* START INPUT RECORDS *

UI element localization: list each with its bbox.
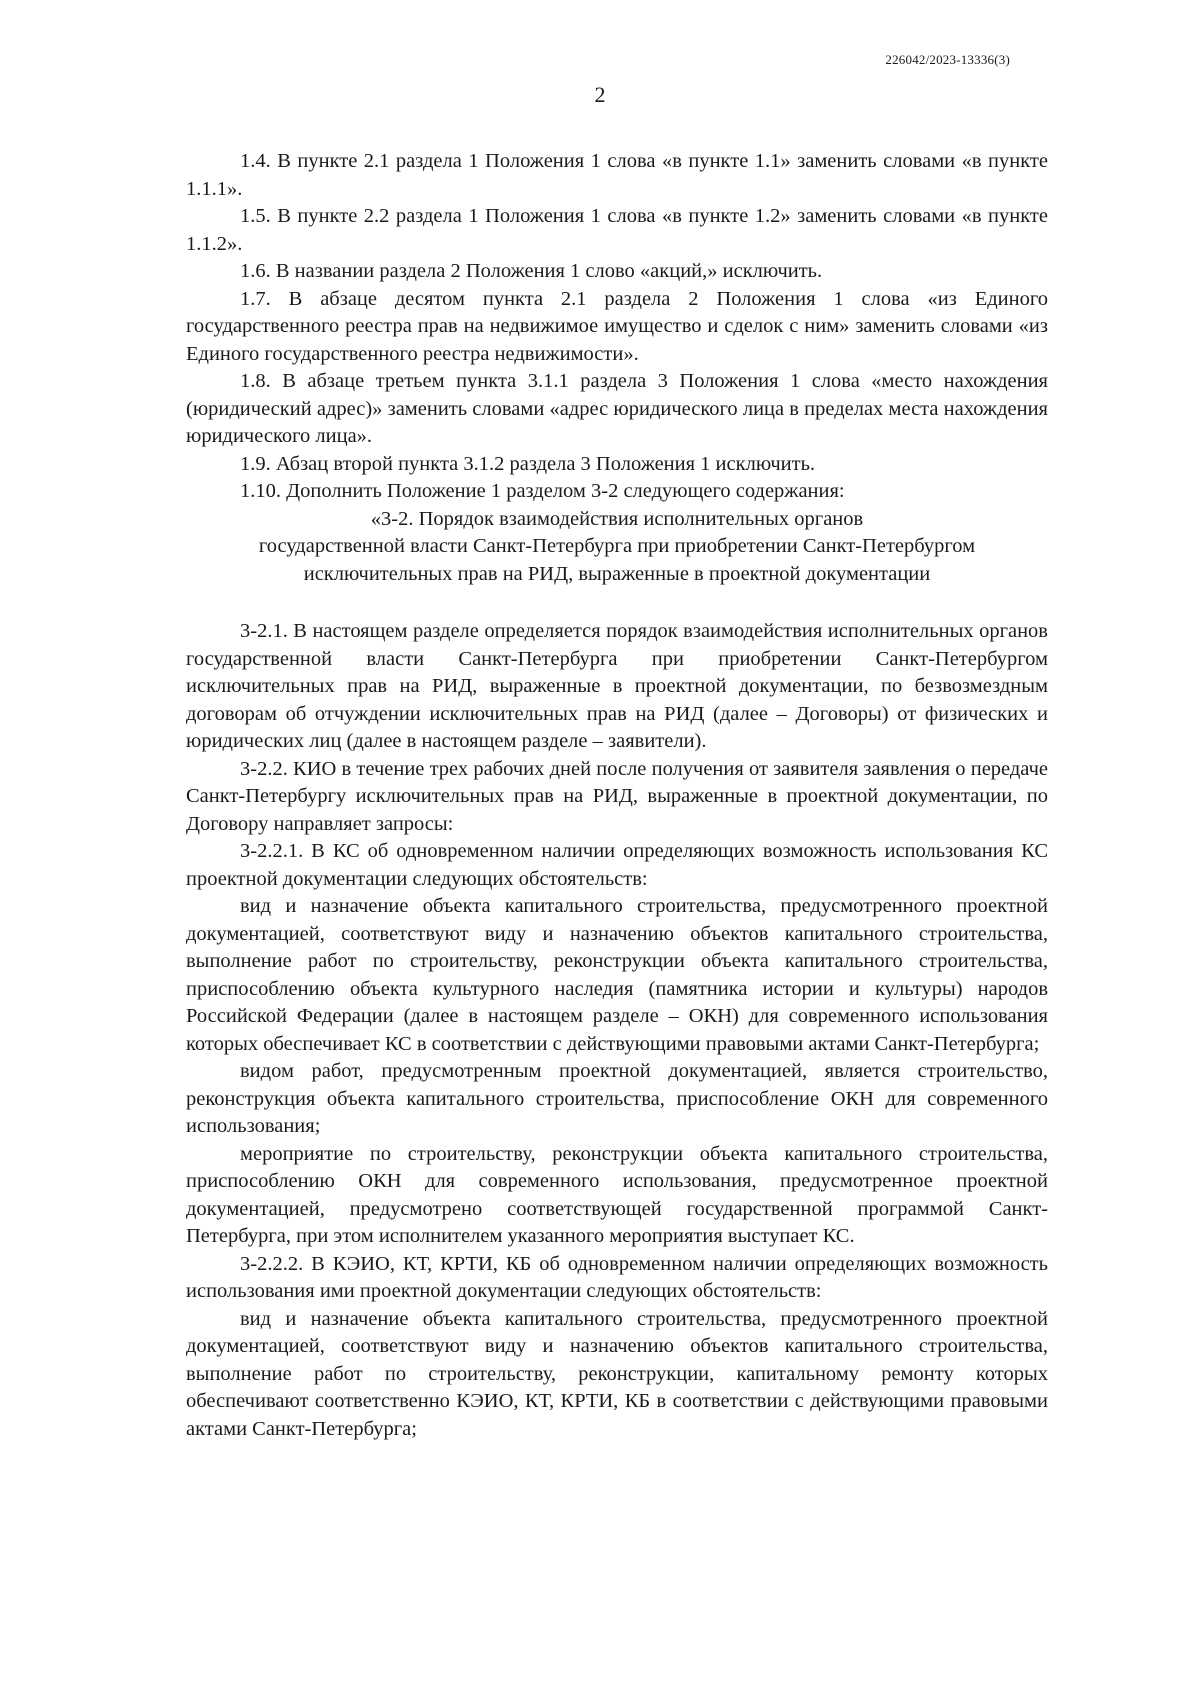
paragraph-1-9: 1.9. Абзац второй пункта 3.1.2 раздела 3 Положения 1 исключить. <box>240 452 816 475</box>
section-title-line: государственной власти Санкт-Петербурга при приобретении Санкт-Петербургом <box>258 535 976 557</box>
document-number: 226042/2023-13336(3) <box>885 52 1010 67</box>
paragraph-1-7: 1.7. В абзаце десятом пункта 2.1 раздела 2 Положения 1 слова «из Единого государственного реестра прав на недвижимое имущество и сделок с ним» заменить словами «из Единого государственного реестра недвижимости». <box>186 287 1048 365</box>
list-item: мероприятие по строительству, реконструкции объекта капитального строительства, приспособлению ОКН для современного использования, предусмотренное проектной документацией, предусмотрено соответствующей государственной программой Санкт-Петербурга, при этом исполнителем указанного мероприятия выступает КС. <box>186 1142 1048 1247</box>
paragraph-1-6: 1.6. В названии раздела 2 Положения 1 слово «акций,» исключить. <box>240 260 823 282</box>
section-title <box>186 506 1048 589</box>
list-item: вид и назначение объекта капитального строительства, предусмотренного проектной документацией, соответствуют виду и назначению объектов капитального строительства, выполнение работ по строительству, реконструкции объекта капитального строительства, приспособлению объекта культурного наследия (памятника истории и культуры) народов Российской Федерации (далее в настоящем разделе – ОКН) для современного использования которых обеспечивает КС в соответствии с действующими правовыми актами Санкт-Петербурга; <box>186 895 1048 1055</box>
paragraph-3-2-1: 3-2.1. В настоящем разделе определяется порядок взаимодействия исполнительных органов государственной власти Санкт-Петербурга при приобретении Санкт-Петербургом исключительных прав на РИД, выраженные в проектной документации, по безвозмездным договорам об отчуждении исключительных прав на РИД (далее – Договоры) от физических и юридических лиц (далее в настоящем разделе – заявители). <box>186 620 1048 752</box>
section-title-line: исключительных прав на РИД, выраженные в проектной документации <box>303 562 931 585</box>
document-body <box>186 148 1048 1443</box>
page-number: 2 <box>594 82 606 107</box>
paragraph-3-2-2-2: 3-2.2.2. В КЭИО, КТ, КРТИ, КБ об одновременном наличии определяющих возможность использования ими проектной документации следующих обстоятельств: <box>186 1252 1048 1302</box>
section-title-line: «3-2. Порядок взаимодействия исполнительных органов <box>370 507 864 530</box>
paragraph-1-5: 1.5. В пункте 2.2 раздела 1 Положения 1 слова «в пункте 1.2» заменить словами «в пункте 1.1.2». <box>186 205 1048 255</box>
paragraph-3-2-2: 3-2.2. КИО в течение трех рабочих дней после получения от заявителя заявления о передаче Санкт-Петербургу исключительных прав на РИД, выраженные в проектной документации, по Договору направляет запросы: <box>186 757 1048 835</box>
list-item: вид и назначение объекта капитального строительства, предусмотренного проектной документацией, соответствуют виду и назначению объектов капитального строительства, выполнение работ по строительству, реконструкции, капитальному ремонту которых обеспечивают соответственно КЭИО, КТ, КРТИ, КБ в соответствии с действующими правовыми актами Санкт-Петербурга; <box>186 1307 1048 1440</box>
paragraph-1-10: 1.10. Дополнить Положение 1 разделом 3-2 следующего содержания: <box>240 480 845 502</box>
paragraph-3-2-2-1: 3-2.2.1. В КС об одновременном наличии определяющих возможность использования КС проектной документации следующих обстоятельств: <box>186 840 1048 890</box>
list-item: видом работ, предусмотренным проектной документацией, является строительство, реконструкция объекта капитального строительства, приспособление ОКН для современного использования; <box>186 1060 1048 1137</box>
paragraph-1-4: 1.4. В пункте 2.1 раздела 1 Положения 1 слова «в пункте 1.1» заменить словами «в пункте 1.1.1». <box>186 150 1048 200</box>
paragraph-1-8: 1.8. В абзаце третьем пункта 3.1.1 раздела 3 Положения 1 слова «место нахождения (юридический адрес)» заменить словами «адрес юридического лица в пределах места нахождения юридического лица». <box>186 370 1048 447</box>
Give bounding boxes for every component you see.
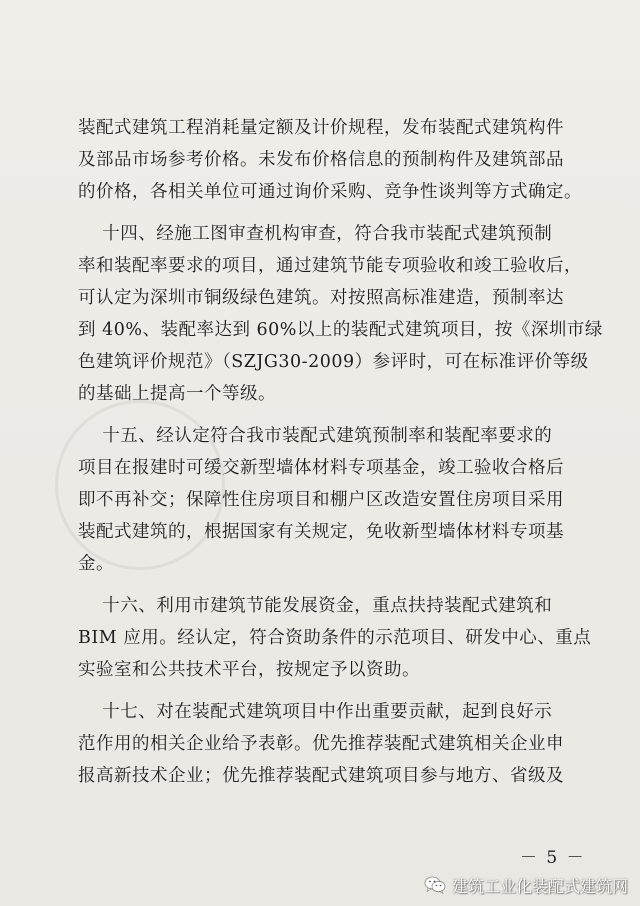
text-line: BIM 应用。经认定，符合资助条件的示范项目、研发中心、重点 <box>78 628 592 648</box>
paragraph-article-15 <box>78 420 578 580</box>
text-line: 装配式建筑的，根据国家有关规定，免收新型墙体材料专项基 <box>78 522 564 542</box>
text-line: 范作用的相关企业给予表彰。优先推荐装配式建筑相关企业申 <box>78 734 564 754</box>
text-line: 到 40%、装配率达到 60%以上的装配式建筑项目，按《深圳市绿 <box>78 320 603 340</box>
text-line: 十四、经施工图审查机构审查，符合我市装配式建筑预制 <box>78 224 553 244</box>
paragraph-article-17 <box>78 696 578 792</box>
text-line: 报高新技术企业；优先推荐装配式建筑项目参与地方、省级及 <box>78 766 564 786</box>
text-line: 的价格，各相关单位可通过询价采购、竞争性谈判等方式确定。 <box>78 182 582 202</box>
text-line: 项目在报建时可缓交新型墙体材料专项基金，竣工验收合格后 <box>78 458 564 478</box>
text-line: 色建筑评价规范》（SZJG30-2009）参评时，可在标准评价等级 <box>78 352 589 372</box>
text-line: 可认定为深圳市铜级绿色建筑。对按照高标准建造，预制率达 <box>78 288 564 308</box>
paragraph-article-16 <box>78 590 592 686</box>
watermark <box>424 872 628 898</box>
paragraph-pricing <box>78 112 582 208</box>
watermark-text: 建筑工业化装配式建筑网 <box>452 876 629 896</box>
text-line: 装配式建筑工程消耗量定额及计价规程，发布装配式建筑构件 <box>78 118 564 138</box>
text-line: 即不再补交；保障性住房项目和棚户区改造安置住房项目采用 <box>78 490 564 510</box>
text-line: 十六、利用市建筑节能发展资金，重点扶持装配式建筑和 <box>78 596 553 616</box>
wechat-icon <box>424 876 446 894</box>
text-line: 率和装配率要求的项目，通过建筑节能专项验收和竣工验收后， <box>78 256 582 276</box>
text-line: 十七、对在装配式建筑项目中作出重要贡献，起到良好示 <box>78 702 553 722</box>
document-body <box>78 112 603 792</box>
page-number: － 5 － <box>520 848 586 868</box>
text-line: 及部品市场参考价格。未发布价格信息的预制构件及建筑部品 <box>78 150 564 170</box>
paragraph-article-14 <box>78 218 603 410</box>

* END INPUT RECORDS *

- **BRIEF**:
Put every line from all the entries above into a Markdown table with the columns "No." and "Line," numbering the rows in order. Skip blank lines and leave out the pictures.

- **THE OUTPUT**:
| No. | Line |
|---|---|
| 1 | UI element localization: list each with its bbox. |
| 2 | paragraph-1-9: 1.9. Абзац второй пункта 3.1.2 раздела 3 Положения 1 исключить. <box>240 452 816 475</box> |
| 3 | section-title-line: государственной власти Санкт-Петербурга при приобретении Санкт-Петербургом <box>258 535 976 557</box> |
| 4 | document-number: 226042/2023-13336(3) <box>885 52 1010 67</box> |
| 5 | paragraph-1-7: 1.7. В абзаце десятом пункта 2.1 раздела 2 Положения 1 слова «из Единого государственного реестра прав на недвижимое имущество и сделок с ним» заменить словами «из Единого государственного реестра недвижимости». <box>186 287 1048 365</box> |
| 6 | list-item: мероприятие по строительству, реконструкции объекта капитального строительства, приспособлению ОКН для современного использования, предусмотренное проектной документацией, предусмотрено соответствующей государственной программой Санкт-Петербурга, при этом исполнителем указанного мероприятия выступает КС. <box>186 1142 1048 1247</box> |
| 7 | paragraph-1-6: 1.6. В названии раздела 2 Положения 1 слово «акций,» исключить. <box>240 260 823 282</box> |
| 8 | section-title <box>186 506 1048 589</box> |
| 9 | list-item: вид и назначение объекта капитального строительства, предусмотренного проектной документацией, соответствуют виду и назначению объектов капитального строительства, выполнение работ по строительству, реконструкции объекта капитального строительства, приспособлению объекта культурного наследия (памятника истории и культуры) народов Российской Федерации (далее в настоящем разделе – ОКН) для современного использования которых обеспечивает КС в соответствии с действующими правовыми актами Санкт-Петербурга; <box>186 895 1048 1055</box> |
| 10 | paragraph-3-2-1: 3-2.1. В настоящем разделе определяется порядок взаимодействия исполнительных органов государственной власти Санкт-Петербурга при приобретении Санкт-Петербургом исключительных прав на РИД, выраженные в проектной документации, по безвозмездным договорам об отчуждении исключительных прав на РИД (далее – Договоры) от физических и юридических лиц (далее в настоящем разделе – заявители). <box>186 620 1048 752</box> |
| 11 | section-title-line: исключительных прав на РИД, выраженные в проектной документации <box>303 562 931 585</box> |
| 12 | document-body <box>186 148 1048 1443</box> |
| 13 | page-number: 2 <box>594 82 606 107</box> |
| 14 | paragraph-3-2-2-2: 3-2.2.2. В КЭИО, КТ, КРТИ, КБ об одновременном наличии определяющих возможность использования ими проектной документации следующих обстоятельств: <box>186 1252 1048 1302</box> |
| 15 | section-title-line: «3-2. Порядок взаимодействия исполнительных органов <box>370 507 864 530</box> |
| 16 | paragraph-1-5: 1.5. В пункте 2.2 раздела 1 Положения 1 слова «в пункте 1.2» заменить словами «в пункте 1.1.2». <box>186 205 1048 255</box> |
| 17 | paragraph-3-2-2: 3-2.2. КИО в течение трех рабочих дней после получения от заявителя заявления о передаче Санкт-Петербургу исключительных прав на РИД, выраженные в проектной документации, по Договору направляет запросы: <box>186 757 1048 835</box> |
| 18 | list-item: вид и назначение объекта капитального строительства, предусмотренного проектной документацией, соответствуют виду и назначению объектов капитального строительства, выполнение работ по строительству, реконструкции, капитальному ремонту которых обеспечивают соответственно КЭИО, КТ, КРТИ, КБ в соответствии с действующими правовыми актами Санкт-Петербурга; <box>186 1307 1048 1440</box> |
| 19 | paragraph-1-10: 1.10. Дополнить Положение 1 разделом 3-2 следующего содержания: <box>240 480 845 502</box> |
| 20 | paragraph-3-2-2-1: 3-2.2.1. В КС об одновременном наличии определяющих возможность использования КС проектной документации следующих обстоятельств: <box>186 840 1048 890</box> |
| 21 | list-item: видом работ, предусмотренным проектной документацией, является строительство, реконструкция объекта капитального строительства, приспособление ОКН для современного использования; <box>186 1060 1048 1137</box> |
| 22 | paragraph-1-4: 1.4. В пункте 2.1 раздела 1 Положения 1 слова «в пункте 1.1» заменить словами «в пункте 1.1.1». <box>186 150 1048 200</box> |
| 23 | paragraph-1-8: 1.8. В абзаце третьем пункта 3.1.1 раздела 3 Положения 1 слова «место нахождения (юридический адрес)» заменить словами «адрес юридического лица в пределах места нахождения юридического лица». <box>186 370 1048 447</box> |
| 24 | Give bounding boxes for every component you see. |
| 25 | text-line: BIM 应用。经认定，符合资助条件的示范项目、研发中心、重点 <box>78 628 592 648</box> |
| 26 | paragraph-article-15 <box>78 420 578 580</box> |
| 27 | text-line: 装配式建筑的，根据国家有关规定，免收新型墙体材料专项基 <box>78 522 564 542</box> |
| 28 | text-line: 范作用的相关企业给予表彰。优先推荐装配式建筑相关企业申 <box>78 734 564 754</box> |
| 29 | text-line: 到 40%、装配率达到 60%以上的装配式建筑项目，按《深圳市绿 <box>78 320 603 340</box> |
| 30 | text-line: 十四、经施工图审查机构审查，符合我市装配式建筑预制 <box>78 224 553 244</box> |
| 31 | paragraph-article-17 <box>78 696 578 792</box> |
| 32 | text-line: 报高新技术企业；优先推荐装配式建筑项目参与地方、省级及 <box>78 766 564 786</box> |
| 33 | text-line: 的价格，各相关单位可通过询价采购、竞争性谈判等方式确定。 <box>78 182 582 202</box> |
| 34 | text-line: 项目在报建时可缓交新型墙体材料专项基金，竣工验收合格后 <box>78 458 564 478</box> |
| 35 | text-line: 色建筑评价规范》（SZJG30-2009）参评时，可在标准评价等级 <box>78 352 589 372</box> |
| 36 | text-line: 可认定为深圳市铜级绿色建筑。对按照高标准建造，预制率达 <box>78 288 564 308</box> |
| 37 | paragraph-article-16 <box>78 590 592 686</box> |
| 38 | watermark <box>424 872 628 898</box> |
| 39 | paragraph-pricing <box>78 112 582 208</box> |
| 40 | watermark-text: 建筑工业化装配式建筑网 <box>452 876 629 896</box> |
| 41 | text-line: 装配式建筑工程消耗量定额及计价规程，发布装配式建筑构件 <box>78 118 564 138</box> |
| 42 | text-line: 即不再补交；保障性住房项目和棚户区改造安置住房项目采用 <box>78 490 564 510</box> |
| 43 | text-line: 十六、利用市建筑节能发展资金，重点扶持装配式建筑和 <box>78 596 553 616</box> |
| 44 | wechat-icon <box>424 876 446 894</box> |
| 45 | text-line: 率和装配率要求的项目，通过建筑节能专项验收和竣工验收后， <box>78 256 582 276</box> |
| 46 | text-line: 十七、对在装配式建筑项目中作出重要贡献，起到良好示 <box>78 702 553 722</box> |
| 47 | document-body <box>78 112 603 792</box> |
| 48 | page-number: － 5 － <box>520 848 586 868</box> |
| 49 | text-line: 及部品市场参考价格。未发布价格信息的预制构件及建筑部品 <box>78 150 564 170</box> |
| 50 | paragraph-article-14 <box>78 218 603 410</box> |